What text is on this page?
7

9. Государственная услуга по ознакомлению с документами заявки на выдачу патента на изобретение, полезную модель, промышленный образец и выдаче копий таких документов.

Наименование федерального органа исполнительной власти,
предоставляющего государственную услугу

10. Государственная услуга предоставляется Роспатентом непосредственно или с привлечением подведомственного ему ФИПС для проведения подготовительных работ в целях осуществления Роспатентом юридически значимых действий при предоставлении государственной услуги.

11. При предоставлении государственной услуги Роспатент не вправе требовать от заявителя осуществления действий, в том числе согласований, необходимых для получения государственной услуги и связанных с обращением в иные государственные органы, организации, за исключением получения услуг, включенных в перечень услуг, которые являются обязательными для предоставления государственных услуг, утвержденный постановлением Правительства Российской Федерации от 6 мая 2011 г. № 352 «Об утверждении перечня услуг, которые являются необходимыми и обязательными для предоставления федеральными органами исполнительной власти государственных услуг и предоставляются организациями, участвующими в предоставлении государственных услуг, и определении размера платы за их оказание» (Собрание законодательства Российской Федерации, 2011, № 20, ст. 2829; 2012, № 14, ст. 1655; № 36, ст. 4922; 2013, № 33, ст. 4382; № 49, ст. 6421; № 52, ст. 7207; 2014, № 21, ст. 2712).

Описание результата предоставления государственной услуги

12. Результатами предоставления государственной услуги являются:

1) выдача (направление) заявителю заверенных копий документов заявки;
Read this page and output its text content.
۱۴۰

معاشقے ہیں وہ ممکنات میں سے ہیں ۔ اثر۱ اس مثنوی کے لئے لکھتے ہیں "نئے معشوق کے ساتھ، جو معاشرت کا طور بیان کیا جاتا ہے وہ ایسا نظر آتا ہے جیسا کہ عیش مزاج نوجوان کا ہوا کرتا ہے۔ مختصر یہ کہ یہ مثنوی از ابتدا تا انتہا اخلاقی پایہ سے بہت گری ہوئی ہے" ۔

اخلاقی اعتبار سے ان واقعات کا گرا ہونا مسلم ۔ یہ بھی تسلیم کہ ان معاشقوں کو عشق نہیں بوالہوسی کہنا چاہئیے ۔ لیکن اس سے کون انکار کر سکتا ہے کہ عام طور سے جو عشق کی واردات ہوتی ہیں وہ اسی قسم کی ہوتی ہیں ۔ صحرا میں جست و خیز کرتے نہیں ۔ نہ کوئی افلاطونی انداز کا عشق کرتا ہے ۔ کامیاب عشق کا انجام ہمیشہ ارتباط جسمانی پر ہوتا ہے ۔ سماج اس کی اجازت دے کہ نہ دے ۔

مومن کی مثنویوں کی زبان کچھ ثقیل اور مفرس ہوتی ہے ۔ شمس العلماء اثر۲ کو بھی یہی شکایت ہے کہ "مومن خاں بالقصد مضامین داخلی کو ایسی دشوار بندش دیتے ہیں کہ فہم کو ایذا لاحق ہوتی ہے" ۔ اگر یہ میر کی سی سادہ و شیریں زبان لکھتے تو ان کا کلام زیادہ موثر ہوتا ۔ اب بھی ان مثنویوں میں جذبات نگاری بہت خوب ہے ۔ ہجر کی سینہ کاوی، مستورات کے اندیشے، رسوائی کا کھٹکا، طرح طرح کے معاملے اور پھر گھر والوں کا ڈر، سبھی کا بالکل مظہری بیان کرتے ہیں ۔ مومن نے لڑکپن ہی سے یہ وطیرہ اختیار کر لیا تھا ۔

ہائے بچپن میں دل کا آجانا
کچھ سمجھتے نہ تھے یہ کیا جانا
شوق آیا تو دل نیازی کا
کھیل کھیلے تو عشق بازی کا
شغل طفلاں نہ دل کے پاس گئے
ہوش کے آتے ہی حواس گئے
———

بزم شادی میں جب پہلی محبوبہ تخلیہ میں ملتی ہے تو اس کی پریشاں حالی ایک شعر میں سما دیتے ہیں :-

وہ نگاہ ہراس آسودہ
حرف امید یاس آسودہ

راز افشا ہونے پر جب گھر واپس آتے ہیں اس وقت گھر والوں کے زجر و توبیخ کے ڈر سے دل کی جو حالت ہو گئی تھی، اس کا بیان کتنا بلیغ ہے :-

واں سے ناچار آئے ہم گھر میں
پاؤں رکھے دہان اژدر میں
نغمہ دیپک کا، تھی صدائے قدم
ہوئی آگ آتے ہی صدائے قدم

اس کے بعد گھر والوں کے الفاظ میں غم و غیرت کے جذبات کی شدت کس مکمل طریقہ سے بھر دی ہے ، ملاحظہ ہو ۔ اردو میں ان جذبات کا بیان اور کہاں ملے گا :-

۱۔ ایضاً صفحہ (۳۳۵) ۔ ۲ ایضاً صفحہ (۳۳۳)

··········

• **What is asked**
Extract each entry in full and write it down exactly.

• **Full response**
What text is on this page?
7

9. Государственная услуга по ознакомлению с документами заявки на выдачу патента на изобретение, полезную модель, промышленный образец и выдаче копий таких документов.

Наименование федерального органа исполнительной власти,
предоставляющего государственную услугу

10. Государственная услуга предоставляется Роспатентом непосредственно или с привлечением подведомственного ему ФИПС для проведения подготовительных работ в целях осуществления Роспатентом юридически значимых действий при предоставлении государственной услуги.

11. При предоставлении государственной услуги Роспатент не вправе требовать от заявителя осуществления действий, в том числе согласований, необходимых для получения государственной услуги и связанных с обращением в иные государственные органы, организации, за исключением получения услуг, включенных в перечень услуг, которые являются обязательными для предоставления государственных услуг, утвержденный постановлением Правительства Российской Федерации от 6 мая 2011 г. № 352 «Об утверждении перечня услуг, которые являются необходимыми и обязательными для предоставления федеральными органами исполнительной власти государственных услуг и предоставляются организациями, участвующими в предоставлении государственных услуг, и определении размера платы за их оказание» (Собрание законодательства Российской Федерации, 2011, № 20, ст. 2829; 2012, № 14, ст. 1655; № 36, ст. 4922; 2013, № 33, ст. 4382; № 49, ст. 6421; № 52, ст. 7207; 2014, № 21, ст. 2712).

Описание результата предоставления государственной услуги

12. Результатами предоставления государственной услуги являются:

1) выдача (направление) заявителю заверенных копий документов заявки;
Read this page and output its text content.
۱۴۰

معاشقے ہیں وہ ممکنات میں سے ہیں ۔ اثر۱ اس مثنوی کے لئے لکھتے ہیں "نئے معشوق کے ساتھ، جو معاشرت کا طور بیان کیا جاتا ہے وہ ایسا نظر آتا ہے جیسا کہ عیش مزاج نوجوان کا ہوا کرتا ہے۔ مختصر یہ کہ یہ مثنوی از ابتدا تا انتہا اخلاقی پایہ سے بہت گری ہوئی ہے" ۔

اخلاقی اعتبار سے ان واقعات کا گرا ہونا مسلم ۔ یہ بھی تسلیم کہ ان معاشقوں کو عشق نہیں بوالہوسی کہنا چاہئیے ۔ لیکن اس سے کون انکار کر سکتا ہے کہ عام طور سے جو عشق کی واردات ہوتی ہیں وہ اسی قسم کی ہوتی ہیں ۔ صحرا میں جست و خیز کرتے نہیں ۔ نہ کوئی افلاطونی انداز کا عشق کرتا ہے ۔ کامیاب عشق کا انجام ہمیشہ ارتباط جسمانی پر ہوتا ہے ۔ سماج اس کی اجازت دے کہ نہ دے ۔

مومن کی مثنویوں کی زبان کچھ ثقیل اور مفرس ہوتی ہے ۔ شمس العلماء اثر۲ کو بھی یہی شکایت ہے کہ "مومن خاں بالقصد مضامین داخلی کو ایسی دشوار بندش دیتے ہیں کہ فہم کو ایذا لاحق ہوتی ہے" ۔ اگر یہ میر کی سی سادہ و شیریں زبان لکھتے تو ان کا کلام زیادہ موثر ہوتا ۔ اب بھی ان مثنویوں میں جذبات نگاری بہت خوب ہے ۔ ہجر کی سینہ کاوی، مستورات کے اندیشے، رسوائی کا کھٹکا، طرح طرح کے معاملے اور پھر گھر والوں کا ڈر، سبھی کا بالکل مظہری بیان کرتے ہیں ۔ مومن نے لڑکپن ہی سے یہ وطیرہ اختیار کر لیا تھا ۔

ہائے بچپن میں دل کا آجانا
کچھ سمجھتے نہ تھے یہ کیا جانا
شوق آیا تو دل نیازی کا
کھیل کھیلے تو عشق بازی کا
شغل طفلاں نہ دل کے پاس گئے
ہوش کے آتے ہی حواس گئے
———

بزم شادی میں جب پہلی محبوبہ تخلیہ میں ملتی ہے تو اس کی پریشاں حالی ایک شعر میں سما دیتے ہیں :-

وہ نگاہ ہراس آسودہ
حرف امید یاس آسودہ

راز افشا ہونے پر جب گھر واپس آتے ہیں اس وقت گھر والوں کے زجر و توبیخ کے ڈر سے دل کی جو حالت ہو گئی تھی، اس کا بیان کتنا بلیغ ہے :-

واں سے ناچار آئے ہم گھر میں
پاؤں رکھے دہان اژدر میں
نغمہ دیپک کا، تھی صدائے قدم
ہوئی آگ آتے ہی صدائے قدم

اس کے بعد گھر والوں کے الفاظ میں غم و غیرت کے جذبات کی شدت کس مکمل طریقہ سے بھر دی ہے ، ملاحظہ ہو ۔ اردو میں ان جذبات کا بیان اور کہاں ملے گا :-

۱۔ ایضاً صفحہ (۳۳۵) ۔ ۲ ایضاً صفحہ (۳۳۳)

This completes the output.